:: Exercise details ::
Write out the material again exactly, please, and omit the pictures.

· · · · ·

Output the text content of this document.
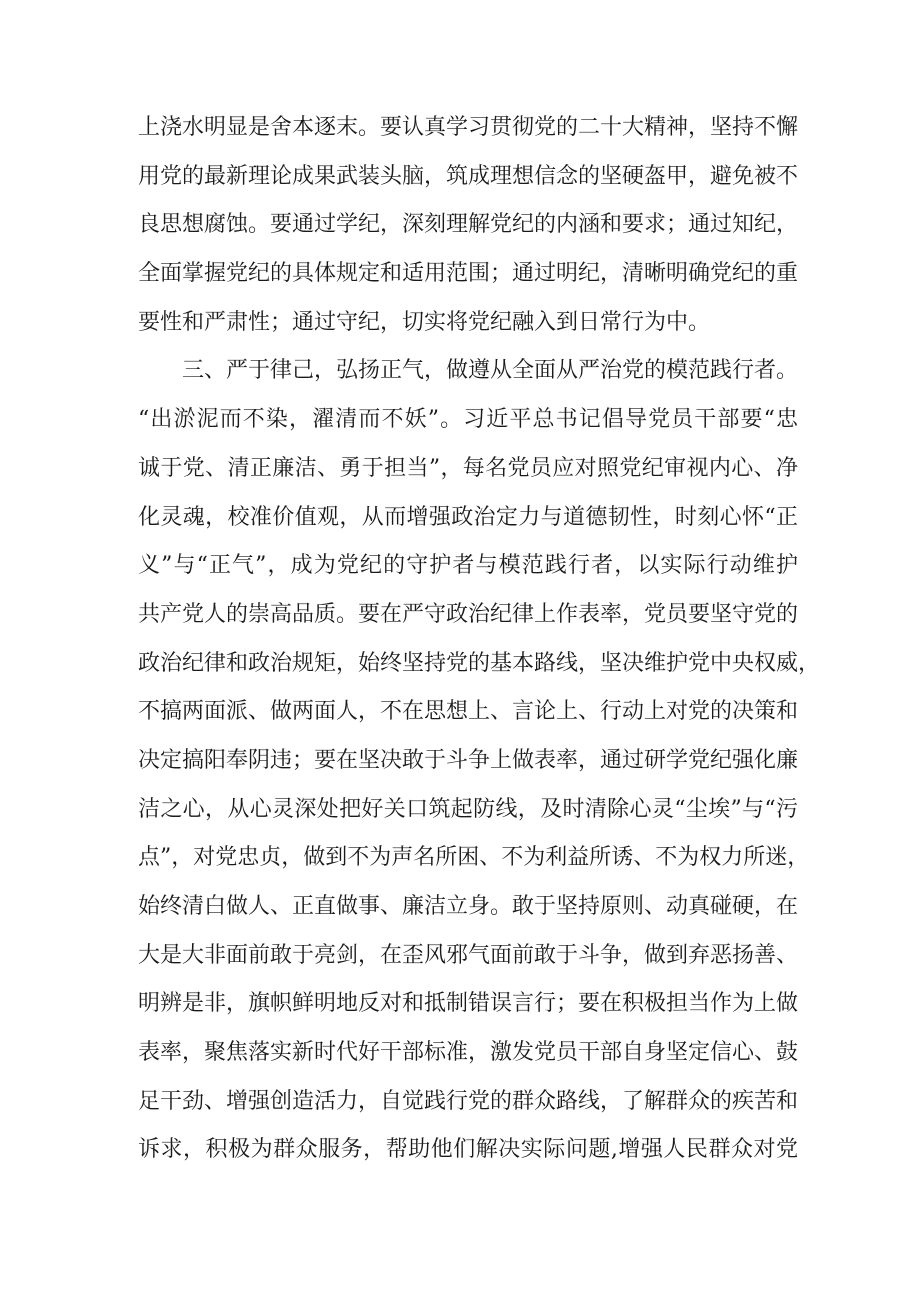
上浇水明显是舍本逐末。要认真学习贯彻党的二十大精神，坚持不懈
用党的最新理论成果武装头脑，筑成理想信念的坚硬盔甲，避免被不
良思想腐蚀。要通过学纪，深刻理解党纪的内涵和要求；通过知纪，
全面掌握党纪的具体规定和适用范围；通过明纪，清晰明确党纪的重
要性和严肃性；通过守纪，切实将党纪融入到日常行为中。
三、严于律己，弘扬正气，做遵从全面从严治党的模范践行者。
“出淤泥而不染，濯清而不妖”。习近平总书记倡导党员干部要“忠
诚于党、清正廉洁、勇于担当”，每名党员应对照党纪审视内心、净
化灵魂，校准价值观，从而增强政治定力与道德韧性，时刻心怀“正
义”与“正气”，成为党纪的守护者与模范践行者，以实际行动维护
共产党人的崇高品质。要在严守政治纪律上作表率，党员要坚守党的
政治纪律和政治规矩，始终坚持党的基本路线，坚决维护党中央权威，
不搞两面派、做两面人，不在思想上、言论上、行动上对党的决策和
决定搞阳奉阴违；要在坚决敢于斗争上做表率，通过研学党纪强化廉
洁之心，从心灵深处把好关口筑起防线，及时清除心灵“尘埃”与“污
点”，对党忠贞，做到不为声名所困、不为利益所诱、不为权力所迷，
始终清白做人、正直做事、廉洁立身。敢于坚持原则、动真碰硬，在
大是大非面前敢于亮剑，在歪风邪气面前敢于斗争，做到弃恶扬善、
明辨是非，旗帜鲜明地反对和抵制错误言行；要在积极担当作为上做
表率，聚焦落实新时代好干部标准，激发党员干部自身坚定信心、鼓
足干劲、增强创造活力，自觉践行党的群众路线，了解群众的疾苦和
诉求，积极为群众服务，帮助他们解决实际问题,增强人民群众对党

· · · · ·

:: Task output ::
Output the text content of this document.
上浇水明显是舍本逐末。要认真学习贯彻党的二十大精神，坚持不懈
用党的最新理论成果武装头脑，筑成理想信念的坚硬盔甲，避免被不
良思想腐蚀。要通过学纪，深刻理解党纪的内涵和要求；通过知纪，
全面掌握党纪的具体规定和适用范围；通过明纪，清晰明确党纪的重
要性和严肃性；通过守纪，切实将党纪融入到日常行为中。
三、严于律己，弘扬正气，做遵从全面从严治党的模范践行者。
“出淤泥而不染，濯清而不妖”。习近平总书记倡导党员干部要“忠
诚于党、清正廉洁、勇于担当”，每名党员应对照党纪审视内心、净
化灵魂，校准价值观，从而增强政治定力与道德韧性，时刻心怀“正
义”与“正气”，成为党纪的守护者与模范践行者，以实际行动维护
共产党人的崇高品质。要在严守政治纪律上作表率，党员要坚守党的
政治纪律和政治规矩，始终坚持党的基本路线，坚决维护党中央权威，
不搞两面派、做两面人，不在思想上、言论上、行动上对党的决策和
决定搞阳奉阴违；要在坚决敢于斗争上做表率，通过研学党纪强化廉
洁之心，从心灵深处把好关口筑起防线，及时清除心灵“尘埃”与“污
点”，对党忠贞，做到不为声名所困、不为利益所诱、不为权力所迷，
始终清白做人、正直做事、廉洁立身。敢于坚持原则、动真碰硬，在
大是大非面前敢于亮剑，在歪风邪气面前敢于斗争，做到弃恶扬善、
明辨是非，旗帜鲜明地反对和抵制错误言行；要在积极担当作为上做
表率，聚焦落实新时代好干部标准，激发党员干部自身坚定信心、鼓
足干劲、增强创造活力，自觉践行党的群众路线，了解群众的疾苦和
诉求，积极为群众服务，帮助他们解决实际问题,增强人民群众对党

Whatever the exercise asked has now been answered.